= Set problem =
Lift every line from the entries that includes the word "content".

▼▼▼

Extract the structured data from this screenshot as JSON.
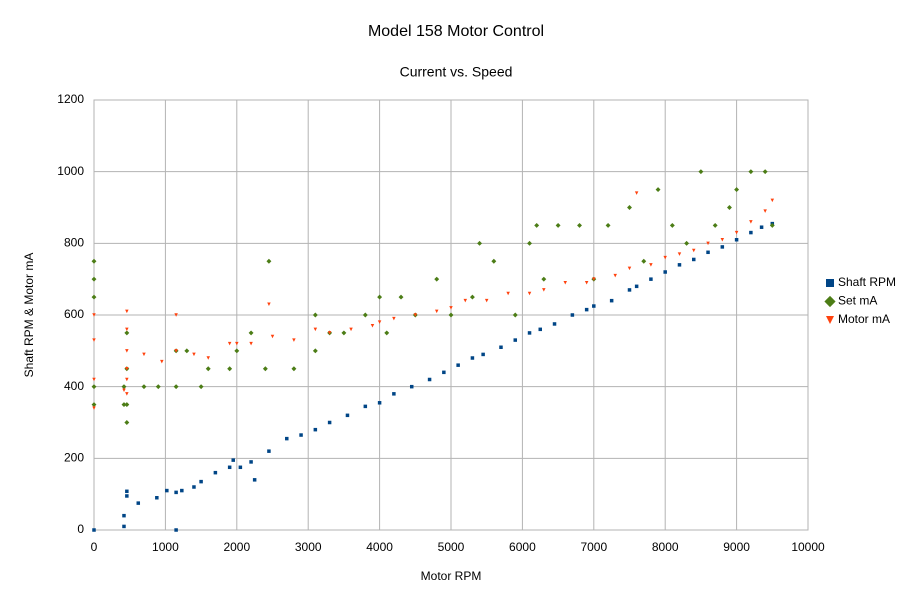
{
  "chart_data": {
    "type": "scatter",
    "title": "Model 158 Motor Control",
    "subtitle": "Current vs. Speed",
    "x_label": "Motor RPM",
    "y_label": "Shaft RPM & Motor mA",
    "xlim": [
      0,
      10000
    ],
    "xticks": [
      0,
      1000,
      2000,
      3000,
      4000,
      5000,
      6000,
      7000,
      8000,
      9000,
      10000
    ],
    "ylim": [
      0,
      1200
    ],
    "yticks": [
      0,
      200,
      400,
      600,
      800,
      1000,
      1200
    ],
    "grid": true,
    "legend": "right",
    "series": [
      {
        "name": "Shaft RPM",
        "color": "#004586",
        "marker": "square",
        "x": [
          0,
          420,
          420,
          460,
          460,
          620,
          880,
          1020,
          1150,
          1150,
          1230,
          1400,
          1500,
          1700,
          1900,
          1950,
          2050,
          2200,
          2250,
          2450,
          2700,
          2900,
          3100,
          3300,
          3550,
          3800,
          4000,
          4200,
          4450,
          4700,
          4900,
          5100,
          5300,
          5450,
          5700,
          5900,
          6100,
          6250,
          6450,
          6700,
          6900,
          7000,
          7250,
          7500,
          7600,
          7800,
          8000,
          8200,
          8400,
          8600,
          8800,
          9000,
          9200,
          9350,
          9500
        ],
        "values": [
          0,
          10,
          40,
          95,
          108,
          75,
          90,
          110,
          105,
          0,
          110,
          120,
          135,
          160,
          175,
          195,
          175,
          190,
          140,
          220,
          255,
          265,
          280,
          300,
          320,
          345,
          355,
          380,
          400,
          420,
          440,
          460,
          480,
          490,
          510,
          530,
          550,
          560,
          575,
          600,
          615,
          625,
          640,
          670,
          680,
          700,
          720,
          740,
          755,
          775,
          790,
          810,
          830,
          845,
          855
        ]
      },
      {
        "name": "Set mA",
        "color": "#4c7d16",
        "marker": "diamond",
        "x": [
          0,
          0,
          0,
          0,
          0,
          420,
          420,
          460,
          460,
          460,
          460,
          700,
          900,
          1150,
          1150,
          1300,
          1500,
          1600,
          1900,
          2000,
          2200,
          2400,
          2450,
          2800,
          3100,
          3100,
          3300,
          3500,
          3800,
          4000,
          4100,
          4300,
          4500,
          4800,
          5000,
          5300,
          5400,
          5600,
          5900,
          6100,
          6200,
          6300,
          6500,
          6800,
          7000,
          7200,
          7500,
          7700,
          7900,
          8100,
          8300,
          8500,
          8700,
          8900,
          9000,
          9200,
          9400,
          9500
        ],
        "values": [
          750,
          700,
          650,
          400,
          350,
          400,
          350,
          550,
          450,
          350,
          300,
          400,
          400,
          500,
          400,
          500,
          400,
          450,
          450,
          500,
          550,
          450,
          750,
          450,
          600,
          500,
          550,
          550,
          600,
          650,
          550,
          650,
          600,
          700,
          600,
          650,
          800,
          750,
          600,
          800,
          850,
          700,
          850,
          850,
          700,
          850,
          900,
          750,
          950,
          850,
          800,
          1000,
          850,
          900,
          950,
          1000,
          1000,
          850
        ]
      },
      {
        "name": "Motor mA",
        "color": "#ff420e",
        "marker": "triangle",
        "x": [
          0,
          0,
          0,
          0,
          420,
          460,
          460,
          460,
          460,
          460,
          460,
          700,
          950,
          1150,
          1150,
          1400,
          1600,
          1900,
          2000,
          2200,
          2450,
          2500,
          2800,
          3100,
          3300,
          3600,
          3900,
          4000,
          4200,
          4500,
          4800,
          5000,
          5200,
          5500,
          5800,
          6100,
          6300,
          6600,
          6900,
          7000,
          7300,
          7500,
          7600,
          7800,
          8000,
          8200,
          8400,
          8600,
          8800,
          9000,
          9200,
          9400,
          9500
        ],
        "values": [
          340,
          420,
          530,
          600,
          390,
          610,
          560,
          500,
          450,
          420,
          380,
          490,
          470,
          500,
          600,
          490,
          480,
          520,
          520,
          520,
          630,
          540,
          530,
          560,
          550,
          560,
          570,
          580,
          590,
          600,
          610,
          620,
          640,
          640,
          660,
          660,
          670,
          690,
          690,
          700,
          710,
          730,
          940,
          740,
          760,
          770,
          780,
          800,
          810,
          830,
          860,
          890,
          920
        ]
      }
    ]
  }
}
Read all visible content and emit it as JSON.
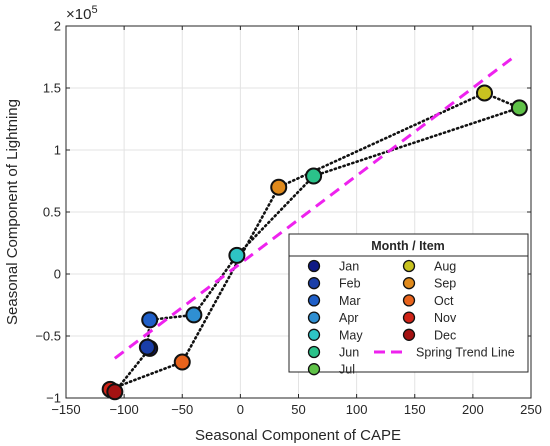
{
  "chart_data": {
    "type": "scatter",
    "title": "",
    "xlabel": "Seasonal Component of CAPE",
    "ylabel": "Seasonal Component of Lightning",
    "exponent_label": "×10",
    "exponent_power": "5",
    "xlim": [
      -150,
      250
    ],
    "ylim": [
      -1,
      2
    ],
    "xticks": [
      -150,
      -100,
      -50,
      0,
      50,
      100,
      150,
      200,
      250
    ],
    "yticks": [
      -1,
      -0.5,
      0,
      0.5,
      1,
      1.5,
      2
    ],
    "xtick_labels": [
      "−150",
      "−100",
      "−50",
      "0",
      "50",
      "100",
      "150",
      "200",
      "250"
    ],
    "ytick_labels": [
      "−1",
      "−0.5",
      "0",
      "0.5",
      "1",
      "1.5",
      "2"
    ],
    "grid": true,
    "legend_title": "Month / Item",
    "legend_position": "bottom-right",
    "points": [
      {
        "name": "Jan",
        "x": -78,
        "y": -0.6,
        "color": "#101a85"
      },
      {
        "name": "Feb",
        "x": -80,
        "y": -0.59,
        "color": "#1a3ea8"
      },
      {
        "name": "Mar",
        "x": -78,
        "y": -0.37,
        "color": "#1f5fc8"
      },
      {
        "name": "Apr",
        "x": -40,
        "y": -0.33,
        "color": "#2f8fd2"
      },
      {
        "name": "May",
        "x": -3,
        "y": 0.15,
        "color": "#2ec4c4"
      },
      {
        "name": "Jun",
        "x": 63,
        "y": 0.79,
        "color": "#2bc28a"
      },
      {
        "name": "Jul",
        "x": 240,
        "y": 1.34,
        "color": "#5fc248"
      },
      {
        "name": "Aug",
        "x": 210,
        "y": 1.46,
        "color": "#c8c220"
      },
      {
        "name": "Sep",
        "x": 33,
        "y": 0.7,
        "color": "#e08a1c"
      },
      {
        "name": "Oct",
        "x": -50,
        "y": -0.71,
        "color": "#e8631c"
      },
      {
        "name": "Nov",
        "x": -112,
        "y": -0.93,
        "color": "#d02418"
      },
      {
        "name": "Dec",
        "x": -108,
        "y": -0.95,
        "color": "#a41212"
      }
    ],
    "path_order": [
      "Jan",
      "Feb",
      "Mar",
      "Apr",
      "May",
      "Jun",
      "Jul",
      "Aug",
      "Sep",
      "Oct",
      "Nov",
      "Dec",
      "Jan"
    ],
    "trend_line": {
      "name": "Spring Trend Line",
      "x": [
        -108,
        238
      ],
      "y": [
        -0.68,
        1.77
      ],
      "color": "#ee22ee"
    }
  }
}
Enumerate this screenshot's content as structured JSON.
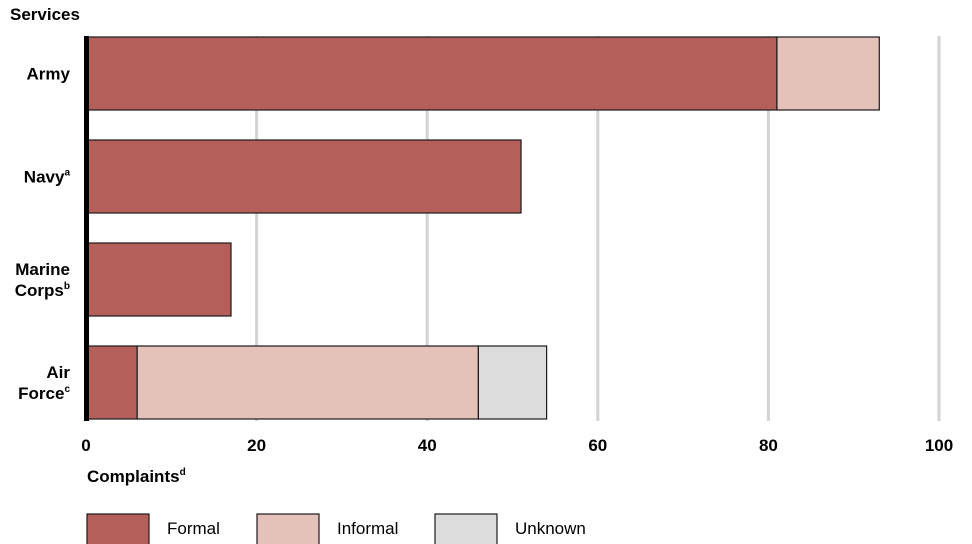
{
  "chart_data": {
    "type": "bar",
    "orientation": "horizontal",
    "stacked": true,
    "y_axis_title": "Services",
    "x_axis_title": "Complaints",
    "x_axis_title_sup": "d",
    "categories": [
      {
        "lines": [
          {
            "text": "Army",
            "sup": ""
          }
        ]
      },
      {
        "lines": [
          {
            "text": "Navy",
            "sup": "a"
          }
        ]
      },
      {
        "lines": [
          {
            "text": "Marine",
            "sup": ""
          },
          {
            "text": "Corps",
            "sup": "b"
          }
        ]
      },
      {
        "lines": [
          {
            "text": "Air",
            "sup": ""
          },
          {
            "text": "Force",
            "sup": "c"
          }
        ]
      }
    ],
    "series": [
      {
        "name": "Formal",
        "color": "#b55f5a",
        "values": [
          81,
          51,
          17,
          6
        ]
      },
      {
        "name": "Informal",
        "color": "#e4c1b9",
        "values": [
          12,
          0,
          0,
          40
        ]
      },
      {
        "name": "Unknown",
        "color": "#dcdcdc",
        "values": [
          0,
          0,
          0,
          8
        ]
      }
    ],
    "xlim": [
      0,
      100
    ],
    "xticks": [
      0,
      20,
      40,
      60,
      80,
      100
    ],
    "grid": true,
    "legend_position": "bottom"
  }
}
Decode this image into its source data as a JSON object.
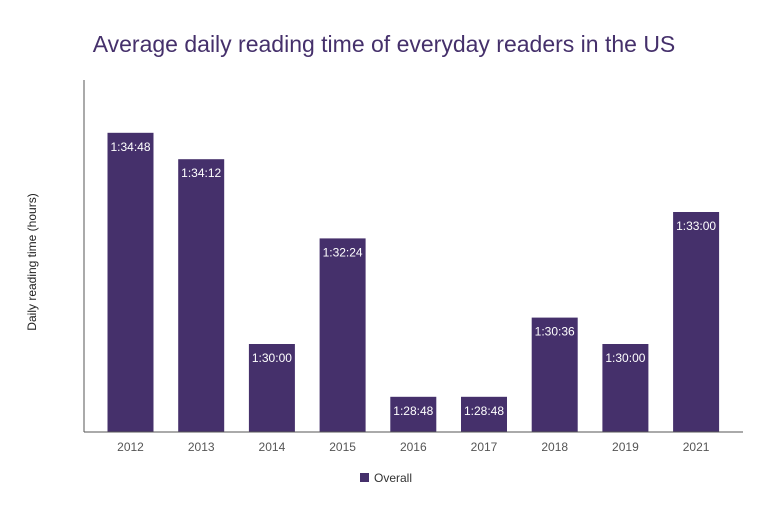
{
  "chart_data": {
    "type": "bar",
    "title": "Average daily reading time of everyday readers in the US",
    "xlabel": "",
    "ylabel": "Daily reading time (hours)",
    "categories": [
      "2012",
      "2013",
      "2014",
      "2015",
      "2016",
      "2017",
      "2018",
      "2019",
      "2021"
    ],
    "series": [
      {
        "name": "Overall",
        "values": [
          "1:34:48",
          "1:34:12",
          "1:30:00",
          "1:32:24",
          "1:28:48",
          "1:28:48",
          "1:30:36",
          "1:30:00",
          "1:33:00"
        ]
      }
    ],
    "ylim": [
      "1:28:00",
      "1:36:00"
    ],
    "grid": false,
    "legend": "bottom",
    "data_labels": true,
    "colors": {
      "bar": "#45306b",
      "title": "#45306b",
      "axis": "#555555"
    }
  }
}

▲▲▲

= Result of the exercise =
Read all visible content and emit it as JSON.
Enumerate this screenshot's content as structured JSON.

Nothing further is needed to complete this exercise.